Reproduce every line of the records below verbatim, keeping the original order and leaving nothing out.

Dataset extract:
::::

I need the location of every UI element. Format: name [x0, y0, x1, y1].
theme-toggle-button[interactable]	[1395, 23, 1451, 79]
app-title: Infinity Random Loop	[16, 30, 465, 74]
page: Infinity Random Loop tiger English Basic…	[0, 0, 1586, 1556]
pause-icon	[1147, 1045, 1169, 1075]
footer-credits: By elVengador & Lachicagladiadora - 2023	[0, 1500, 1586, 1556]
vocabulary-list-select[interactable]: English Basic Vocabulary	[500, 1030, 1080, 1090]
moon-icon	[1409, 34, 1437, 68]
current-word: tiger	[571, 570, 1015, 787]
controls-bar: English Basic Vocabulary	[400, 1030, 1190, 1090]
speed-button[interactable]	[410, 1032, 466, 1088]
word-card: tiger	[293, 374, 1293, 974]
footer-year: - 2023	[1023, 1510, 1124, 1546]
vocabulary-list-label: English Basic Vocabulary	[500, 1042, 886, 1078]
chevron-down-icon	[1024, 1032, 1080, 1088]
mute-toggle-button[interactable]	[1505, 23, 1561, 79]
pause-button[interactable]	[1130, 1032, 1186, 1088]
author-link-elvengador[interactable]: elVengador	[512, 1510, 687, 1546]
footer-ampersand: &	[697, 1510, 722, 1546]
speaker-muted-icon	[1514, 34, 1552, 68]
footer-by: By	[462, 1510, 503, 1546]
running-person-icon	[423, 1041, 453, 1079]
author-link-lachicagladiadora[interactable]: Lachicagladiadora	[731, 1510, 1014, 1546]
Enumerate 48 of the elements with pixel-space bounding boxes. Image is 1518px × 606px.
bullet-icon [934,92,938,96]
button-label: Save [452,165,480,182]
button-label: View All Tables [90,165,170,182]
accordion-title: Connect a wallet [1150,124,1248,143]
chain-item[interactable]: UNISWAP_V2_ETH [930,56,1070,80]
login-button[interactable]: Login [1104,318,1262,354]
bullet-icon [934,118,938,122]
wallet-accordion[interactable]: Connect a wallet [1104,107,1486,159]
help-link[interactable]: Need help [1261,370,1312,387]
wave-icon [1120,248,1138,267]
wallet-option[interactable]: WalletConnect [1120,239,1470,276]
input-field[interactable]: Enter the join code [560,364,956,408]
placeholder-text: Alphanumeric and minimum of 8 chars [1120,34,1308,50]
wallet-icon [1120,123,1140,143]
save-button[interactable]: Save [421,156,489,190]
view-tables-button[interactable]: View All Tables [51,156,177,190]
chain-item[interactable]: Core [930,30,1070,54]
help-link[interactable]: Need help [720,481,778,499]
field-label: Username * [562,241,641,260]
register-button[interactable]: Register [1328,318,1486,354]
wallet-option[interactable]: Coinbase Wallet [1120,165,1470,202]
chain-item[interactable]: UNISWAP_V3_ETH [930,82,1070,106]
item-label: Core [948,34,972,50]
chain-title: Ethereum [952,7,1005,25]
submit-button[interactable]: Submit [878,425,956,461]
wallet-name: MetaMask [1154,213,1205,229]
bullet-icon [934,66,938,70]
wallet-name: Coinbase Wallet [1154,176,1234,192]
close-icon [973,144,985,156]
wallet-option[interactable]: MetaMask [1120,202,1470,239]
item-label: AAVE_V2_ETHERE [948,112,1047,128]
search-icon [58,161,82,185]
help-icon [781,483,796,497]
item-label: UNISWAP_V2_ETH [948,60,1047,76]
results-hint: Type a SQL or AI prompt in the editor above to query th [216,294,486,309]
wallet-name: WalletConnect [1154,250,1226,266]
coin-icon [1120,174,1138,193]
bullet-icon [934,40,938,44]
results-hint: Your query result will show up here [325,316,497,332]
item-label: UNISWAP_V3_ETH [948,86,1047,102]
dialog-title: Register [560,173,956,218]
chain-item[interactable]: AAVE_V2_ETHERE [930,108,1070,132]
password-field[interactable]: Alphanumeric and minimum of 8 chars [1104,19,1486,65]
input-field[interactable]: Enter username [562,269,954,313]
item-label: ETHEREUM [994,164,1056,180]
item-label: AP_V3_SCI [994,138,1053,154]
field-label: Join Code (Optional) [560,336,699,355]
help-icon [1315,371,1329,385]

::::

Reply to the exercise:
I need the location of every UI element. Format: name [x0, y0, x1, y1].
theme-toggle-button[interactable]	[1395, 23, 1451, 79]
app-title: Infinity Random Loop	[16, 30, 465, 74]
page: Infinity Random Loop tiger English Basic…	[0, 0, 1586, 1556]
pause-icon	[1147, 1045, 1169, 1075]
footer-credits: By elVengador & Lachicagladiadora - 2023	[0, 1500, 1586, 1556]
vocabulary-list-select[interactable]: English Basic Vocabulary	[500, 1030, 1080, 1090]
moon-icon	[1409, 34, 1437, 68]
current-word: tiger	[571, 570, 1015, 787]
controls-bar: English Basic Vocabulary	[400, 1030, 1190, 1090]
speed-button[interactable]	[410, 1032, 466, 1088]
word-card: tiger	[293, 374, 1293, 974]
footer-year: - 2023	[1023, 1510, 1124, 1546]
vocabulary-list-label: English Basic Vocabulary	[500, 1042, 886, 1078]
chevron-down-icon	[1024, 1032, 1080, 1088]
mute-toggle-button[interactable]	[1505, 23, 1561, 79]
pause-button[interactable]	[1130, 1032, 1186, 1088]
author-link-elvengador[interactable]: elVengador	[512, 1510, 687, 1546]
footer-ampersand: &	[697, 1510, 722, 1546]
speaker-muted-icon	[1514, 34, 1552, 68]
footer-by: By	[462, 1510, 503, 1546]
running-person-icon	[423, 1041, 453, 1079]
author-link-lachicagladiadora[interactable]: Lachicagladiadora	[731, 1510, 1014, 1546]
Enumerate 48 of the elements with pixel-space bounding boxes. Image is 1518px × 606px.
bullet-icon [934,92,938,96]
button-label: Save [452,165,480,182]
button-label: View All Tables [90,165,170,182]
accordion-title: Connect a wallet [1150,124,1248,143]
chain-item[interactable]: UNISWAP_V2_ETH [930,56,1070,80]
login-button[interactable]: Login [1104,318,1262,354]
bullet-icon [934,118,938,122]
wallet-accordion[interactable]: Connect a wallet [1104,107,1486,159]
help-link[interactable]: Need help [1261,370,1312,387]
wave-icon [1120,248,1138,267]
wallet-option[interactable]: WalletConnect [1120,239,1470,276]
input-field[interactable]: Enter the join code [560,364,956,408]
placeholder-text: Alphanumeric and minimum of 8 chars [1120,34,1308,50]
wallet-icon [1120,123,1140,143]
save-button[interactable]: Save [421,156,489,190]
view-tables-button[interactable]: View All Tables [51,156,177,190]
chain-item[interactable]: Core [930,30,1070,54]
help-link[interactable]: Need help [720,481,778,499]
field-label: Username * [562,241,641,260]
register-button[interactable]: Register [1328,318,1486,354]
wallet-option[interactable]: Coinbase Wallet [1120,165,1470,202]
chain-item[interactable]: UNISWAP_V3_ETH [930,82,1070,106]
item-label: Core [948,34,972,50]
chain-title: Ethereum [952,7,1005,25]
submit-button[interactable]: Submit [878,425,956,461]
wallet-name: MetaMask [1154,213,1205,229]
bullet-icon [934,66,938,70]
wallet-name: Coinbase Wallet [1154,176,1234,192]
close-icon [973,144,985,156]
wallet-option[interactable]: MetaMask [1120,202,1470,239]
item-label: AAVE_V2_ETHERE [948,112,1047,128]
search-icon [58,161,82,185]
help-icon [781,483,796,497]
item-label: UNISWAP_V2_ETH [948,60,1047,76]
results-hint: Type a SQL or AI prompt in the editor above to query th [216,294,486,309]
wallet-name: WalletConnect [1154,250,1226,266]
coin-icon [1120,174,1138,193]
bullet-icon [934,40,938,44]
results-hint: Your query result will show up here [325,316,497,332]
item-label: UNISWAP_V3_ETH [948,86,1047,102]
dialog-title: Register [560,173,956,218]
chain-item[interactable]: AAVE_V2_ETHERE [930,108,1070,132]
password-field[interactable]: Alphanumeric and minimum of 8 chars [1104,19,1486,65]
input-field[interactable]: Enter username [562,269,954,313]
item-label: ETHEREUM [994,164,1056,180]
item-label: AP_V3_SCI [994,138,1053,154]
field-label: Join Code (Optional) [560,336,699,355]
help-icon [1315,371,1329,385]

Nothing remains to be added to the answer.